▶ **GIVEN PROBLEM**:
Lines holding the string "title" are the ones to copy; find them all in the data.

▶ **RECORDS FOR THE EXERCISE**:
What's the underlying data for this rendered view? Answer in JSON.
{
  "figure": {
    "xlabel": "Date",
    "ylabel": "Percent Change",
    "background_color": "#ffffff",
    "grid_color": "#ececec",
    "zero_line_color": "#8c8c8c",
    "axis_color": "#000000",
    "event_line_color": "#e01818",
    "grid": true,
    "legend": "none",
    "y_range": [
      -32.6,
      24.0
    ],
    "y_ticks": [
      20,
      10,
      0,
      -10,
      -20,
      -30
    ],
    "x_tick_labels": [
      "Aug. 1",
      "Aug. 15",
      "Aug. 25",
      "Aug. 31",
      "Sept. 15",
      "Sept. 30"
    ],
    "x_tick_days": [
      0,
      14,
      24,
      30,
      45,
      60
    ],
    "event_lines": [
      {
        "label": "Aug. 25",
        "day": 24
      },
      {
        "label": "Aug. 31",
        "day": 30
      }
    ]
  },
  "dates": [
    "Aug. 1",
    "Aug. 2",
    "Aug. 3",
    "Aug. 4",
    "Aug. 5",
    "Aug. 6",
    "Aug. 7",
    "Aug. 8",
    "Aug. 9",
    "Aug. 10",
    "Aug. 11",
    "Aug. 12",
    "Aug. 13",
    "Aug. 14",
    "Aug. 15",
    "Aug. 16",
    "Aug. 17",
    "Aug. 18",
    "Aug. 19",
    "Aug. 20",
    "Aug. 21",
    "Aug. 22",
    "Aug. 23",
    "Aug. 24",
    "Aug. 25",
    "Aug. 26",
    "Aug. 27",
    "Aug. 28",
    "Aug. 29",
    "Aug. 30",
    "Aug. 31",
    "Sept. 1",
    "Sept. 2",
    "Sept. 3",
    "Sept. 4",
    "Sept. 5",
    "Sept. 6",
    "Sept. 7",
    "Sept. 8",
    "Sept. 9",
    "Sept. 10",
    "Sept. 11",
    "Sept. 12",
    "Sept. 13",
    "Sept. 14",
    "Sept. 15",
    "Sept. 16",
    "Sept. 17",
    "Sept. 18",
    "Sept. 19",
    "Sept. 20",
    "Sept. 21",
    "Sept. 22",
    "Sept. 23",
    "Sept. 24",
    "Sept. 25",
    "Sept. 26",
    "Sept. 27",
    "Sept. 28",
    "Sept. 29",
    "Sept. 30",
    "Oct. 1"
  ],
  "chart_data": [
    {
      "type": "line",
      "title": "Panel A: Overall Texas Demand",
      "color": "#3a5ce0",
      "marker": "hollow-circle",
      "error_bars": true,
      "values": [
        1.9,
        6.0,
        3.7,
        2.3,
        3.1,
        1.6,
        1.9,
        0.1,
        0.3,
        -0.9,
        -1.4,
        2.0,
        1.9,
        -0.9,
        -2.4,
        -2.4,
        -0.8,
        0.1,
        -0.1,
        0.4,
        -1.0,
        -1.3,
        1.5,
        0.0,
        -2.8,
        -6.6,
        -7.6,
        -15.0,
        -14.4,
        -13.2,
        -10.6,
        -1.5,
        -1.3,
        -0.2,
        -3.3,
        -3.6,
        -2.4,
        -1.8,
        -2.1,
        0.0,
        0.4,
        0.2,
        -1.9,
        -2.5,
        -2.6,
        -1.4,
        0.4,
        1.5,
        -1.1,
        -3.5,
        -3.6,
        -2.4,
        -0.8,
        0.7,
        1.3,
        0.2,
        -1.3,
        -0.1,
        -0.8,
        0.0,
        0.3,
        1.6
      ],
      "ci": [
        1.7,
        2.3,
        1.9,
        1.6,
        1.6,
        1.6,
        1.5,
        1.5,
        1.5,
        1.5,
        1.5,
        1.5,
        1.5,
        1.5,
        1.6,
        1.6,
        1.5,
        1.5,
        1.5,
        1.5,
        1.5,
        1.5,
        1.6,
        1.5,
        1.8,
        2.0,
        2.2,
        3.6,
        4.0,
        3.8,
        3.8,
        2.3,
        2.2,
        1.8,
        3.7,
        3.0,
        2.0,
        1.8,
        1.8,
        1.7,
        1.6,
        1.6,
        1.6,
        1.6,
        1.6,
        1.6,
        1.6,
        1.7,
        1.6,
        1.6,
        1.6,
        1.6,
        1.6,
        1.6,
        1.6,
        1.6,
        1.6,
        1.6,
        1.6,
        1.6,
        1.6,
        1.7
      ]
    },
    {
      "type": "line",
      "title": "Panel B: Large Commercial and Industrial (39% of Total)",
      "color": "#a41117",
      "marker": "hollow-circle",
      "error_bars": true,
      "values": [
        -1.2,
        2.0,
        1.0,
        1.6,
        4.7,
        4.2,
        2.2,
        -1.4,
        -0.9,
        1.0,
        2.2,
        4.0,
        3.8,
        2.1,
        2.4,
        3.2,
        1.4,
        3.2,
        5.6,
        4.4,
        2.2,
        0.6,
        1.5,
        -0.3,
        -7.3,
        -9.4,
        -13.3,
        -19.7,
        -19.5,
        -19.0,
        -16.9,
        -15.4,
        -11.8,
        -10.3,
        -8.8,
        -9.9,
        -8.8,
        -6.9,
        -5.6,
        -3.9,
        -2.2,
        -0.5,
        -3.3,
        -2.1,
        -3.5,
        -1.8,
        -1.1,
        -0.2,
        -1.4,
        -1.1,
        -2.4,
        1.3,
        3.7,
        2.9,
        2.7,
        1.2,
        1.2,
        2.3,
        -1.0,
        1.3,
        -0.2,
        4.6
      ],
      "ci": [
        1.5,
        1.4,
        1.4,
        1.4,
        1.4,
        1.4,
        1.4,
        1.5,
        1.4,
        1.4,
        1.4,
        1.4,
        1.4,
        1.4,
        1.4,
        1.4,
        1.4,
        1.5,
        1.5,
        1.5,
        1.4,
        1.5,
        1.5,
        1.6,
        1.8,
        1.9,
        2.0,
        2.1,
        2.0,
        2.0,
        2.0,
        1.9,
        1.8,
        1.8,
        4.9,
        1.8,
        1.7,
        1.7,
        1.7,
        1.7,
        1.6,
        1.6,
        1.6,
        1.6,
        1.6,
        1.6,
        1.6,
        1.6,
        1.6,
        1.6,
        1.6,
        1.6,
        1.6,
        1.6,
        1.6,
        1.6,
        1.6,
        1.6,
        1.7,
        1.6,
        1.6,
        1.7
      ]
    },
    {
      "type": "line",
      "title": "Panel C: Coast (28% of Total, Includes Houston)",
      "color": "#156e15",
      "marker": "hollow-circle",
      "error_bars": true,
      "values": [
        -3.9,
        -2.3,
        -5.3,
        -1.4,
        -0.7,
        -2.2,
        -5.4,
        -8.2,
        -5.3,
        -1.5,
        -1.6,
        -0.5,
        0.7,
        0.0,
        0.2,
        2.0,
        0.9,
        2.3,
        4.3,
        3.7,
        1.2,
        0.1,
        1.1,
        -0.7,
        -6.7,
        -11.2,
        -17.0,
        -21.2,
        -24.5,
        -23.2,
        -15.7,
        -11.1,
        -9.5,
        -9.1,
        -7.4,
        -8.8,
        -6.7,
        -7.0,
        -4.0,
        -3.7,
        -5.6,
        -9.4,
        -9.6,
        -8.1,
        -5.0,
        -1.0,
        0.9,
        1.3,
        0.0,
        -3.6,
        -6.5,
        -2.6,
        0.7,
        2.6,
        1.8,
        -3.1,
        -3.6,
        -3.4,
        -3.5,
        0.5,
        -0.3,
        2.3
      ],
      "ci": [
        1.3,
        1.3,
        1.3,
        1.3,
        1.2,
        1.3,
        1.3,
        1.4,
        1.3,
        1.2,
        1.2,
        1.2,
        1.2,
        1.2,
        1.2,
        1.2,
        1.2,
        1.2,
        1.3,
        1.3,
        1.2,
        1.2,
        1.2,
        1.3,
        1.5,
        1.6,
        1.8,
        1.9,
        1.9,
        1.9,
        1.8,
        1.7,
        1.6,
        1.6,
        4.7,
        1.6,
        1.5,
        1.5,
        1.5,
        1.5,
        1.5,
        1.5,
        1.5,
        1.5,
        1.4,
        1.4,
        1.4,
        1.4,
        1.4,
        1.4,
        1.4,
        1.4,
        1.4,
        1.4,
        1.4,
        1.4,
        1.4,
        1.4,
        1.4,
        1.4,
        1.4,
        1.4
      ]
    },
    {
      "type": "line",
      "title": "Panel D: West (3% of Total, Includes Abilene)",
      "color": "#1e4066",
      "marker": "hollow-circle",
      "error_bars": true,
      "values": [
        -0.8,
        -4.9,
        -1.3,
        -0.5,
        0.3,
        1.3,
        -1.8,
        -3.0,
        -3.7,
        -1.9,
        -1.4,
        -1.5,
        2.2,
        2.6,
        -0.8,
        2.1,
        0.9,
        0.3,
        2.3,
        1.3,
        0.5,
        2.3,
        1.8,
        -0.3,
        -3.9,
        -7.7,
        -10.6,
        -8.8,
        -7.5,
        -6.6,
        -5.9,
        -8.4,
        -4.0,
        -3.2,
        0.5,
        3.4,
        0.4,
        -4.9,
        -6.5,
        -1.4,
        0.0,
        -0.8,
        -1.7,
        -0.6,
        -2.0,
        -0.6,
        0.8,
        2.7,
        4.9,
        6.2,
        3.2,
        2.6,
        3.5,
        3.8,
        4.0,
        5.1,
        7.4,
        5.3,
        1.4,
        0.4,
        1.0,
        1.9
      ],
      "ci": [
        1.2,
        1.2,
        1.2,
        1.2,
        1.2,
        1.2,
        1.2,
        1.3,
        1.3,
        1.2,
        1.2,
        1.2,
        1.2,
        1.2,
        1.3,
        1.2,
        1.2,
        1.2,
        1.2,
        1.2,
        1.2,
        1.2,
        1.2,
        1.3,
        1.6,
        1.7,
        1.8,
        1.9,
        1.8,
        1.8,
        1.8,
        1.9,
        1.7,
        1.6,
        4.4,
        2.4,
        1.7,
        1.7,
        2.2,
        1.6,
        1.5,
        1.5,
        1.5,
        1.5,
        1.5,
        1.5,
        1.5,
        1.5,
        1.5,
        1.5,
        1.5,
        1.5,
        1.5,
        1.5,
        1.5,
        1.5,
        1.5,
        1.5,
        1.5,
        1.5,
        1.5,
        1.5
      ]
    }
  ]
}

▶ **THE RESULT**:
      "title": "Panel A: Overall Texas Demand",
      "title": "Panel B: Large Commercial and Industrial (39% of Total)",
      "title": "Panel C: Coast (28% of Total, Includes Houston)",
      "title": "Panel D: West (3% of Total, Includes Abilene)",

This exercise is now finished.